» TASK STATEMENT: Give the number of lines that include the word "Śródmieście", and nothing else.

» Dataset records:
***

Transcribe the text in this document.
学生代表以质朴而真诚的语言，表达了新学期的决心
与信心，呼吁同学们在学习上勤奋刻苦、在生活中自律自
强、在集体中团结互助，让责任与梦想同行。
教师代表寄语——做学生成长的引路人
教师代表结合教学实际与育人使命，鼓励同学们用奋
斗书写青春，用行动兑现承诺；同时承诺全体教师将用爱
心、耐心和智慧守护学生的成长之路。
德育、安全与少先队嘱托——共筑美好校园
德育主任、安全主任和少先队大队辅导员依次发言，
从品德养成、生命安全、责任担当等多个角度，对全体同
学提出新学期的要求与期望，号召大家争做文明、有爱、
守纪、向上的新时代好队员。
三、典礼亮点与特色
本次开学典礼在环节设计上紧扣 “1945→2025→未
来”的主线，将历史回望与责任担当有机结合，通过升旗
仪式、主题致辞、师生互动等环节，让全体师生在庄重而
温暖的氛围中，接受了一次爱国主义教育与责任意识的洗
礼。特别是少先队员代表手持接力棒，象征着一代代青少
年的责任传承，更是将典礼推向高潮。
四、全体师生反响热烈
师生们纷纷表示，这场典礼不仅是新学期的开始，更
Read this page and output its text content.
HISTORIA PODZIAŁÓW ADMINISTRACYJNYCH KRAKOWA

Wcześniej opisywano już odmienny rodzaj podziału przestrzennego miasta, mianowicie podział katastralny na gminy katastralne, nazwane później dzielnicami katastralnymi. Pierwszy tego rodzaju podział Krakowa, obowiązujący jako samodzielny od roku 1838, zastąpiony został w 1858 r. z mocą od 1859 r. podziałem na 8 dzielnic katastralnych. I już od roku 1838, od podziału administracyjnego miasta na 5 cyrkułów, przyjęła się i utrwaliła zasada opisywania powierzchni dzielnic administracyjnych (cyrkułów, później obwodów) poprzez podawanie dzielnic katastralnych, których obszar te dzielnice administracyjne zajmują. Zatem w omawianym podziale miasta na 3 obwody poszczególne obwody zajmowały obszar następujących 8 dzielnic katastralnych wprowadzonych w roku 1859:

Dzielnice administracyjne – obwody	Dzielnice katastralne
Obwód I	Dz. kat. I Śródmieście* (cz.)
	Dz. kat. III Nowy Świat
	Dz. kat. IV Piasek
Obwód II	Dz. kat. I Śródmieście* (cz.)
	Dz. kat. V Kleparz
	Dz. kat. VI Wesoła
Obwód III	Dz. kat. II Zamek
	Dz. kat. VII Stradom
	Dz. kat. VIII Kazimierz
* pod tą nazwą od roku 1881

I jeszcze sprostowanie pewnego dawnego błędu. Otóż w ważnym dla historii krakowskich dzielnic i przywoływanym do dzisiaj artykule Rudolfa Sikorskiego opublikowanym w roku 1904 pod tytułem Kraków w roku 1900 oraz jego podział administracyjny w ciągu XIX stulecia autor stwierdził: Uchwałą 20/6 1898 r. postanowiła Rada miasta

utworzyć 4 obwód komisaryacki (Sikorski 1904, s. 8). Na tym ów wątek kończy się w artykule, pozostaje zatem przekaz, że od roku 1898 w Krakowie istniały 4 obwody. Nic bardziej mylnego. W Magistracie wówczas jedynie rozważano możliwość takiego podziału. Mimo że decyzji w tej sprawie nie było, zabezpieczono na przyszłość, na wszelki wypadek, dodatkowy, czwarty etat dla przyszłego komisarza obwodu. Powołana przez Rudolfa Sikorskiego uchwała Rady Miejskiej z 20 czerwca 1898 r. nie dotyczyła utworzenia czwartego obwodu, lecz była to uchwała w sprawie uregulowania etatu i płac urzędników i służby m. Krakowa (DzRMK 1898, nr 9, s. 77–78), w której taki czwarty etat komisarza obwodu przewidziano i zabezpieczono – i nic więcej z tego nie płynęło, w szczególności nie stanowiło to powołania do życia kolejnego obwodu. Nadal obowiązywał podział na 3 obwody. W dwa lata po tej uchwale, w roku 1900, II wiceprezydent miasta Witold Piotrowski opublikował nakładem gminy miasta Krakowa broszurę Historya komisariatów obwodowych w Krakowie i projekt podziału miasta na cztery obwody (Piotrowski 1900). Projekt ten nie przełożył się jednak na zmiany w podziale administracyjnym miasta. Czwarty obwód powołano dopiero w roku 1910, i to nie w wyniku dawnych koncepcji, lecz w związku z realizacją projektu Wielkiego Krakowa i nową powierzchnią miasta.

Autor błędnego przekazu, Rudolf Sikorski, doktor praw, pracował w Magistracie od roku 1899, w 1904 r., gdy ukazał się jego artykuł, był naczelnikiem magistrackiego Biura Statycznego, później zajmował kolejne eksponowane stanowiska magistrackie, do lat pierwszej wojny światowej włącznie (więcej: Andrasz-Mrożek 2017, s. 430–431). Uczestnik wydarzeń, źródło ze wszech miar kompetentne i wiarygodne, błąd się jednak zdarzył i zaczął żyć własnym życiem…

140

***

» SOLVED EXERCISE: 2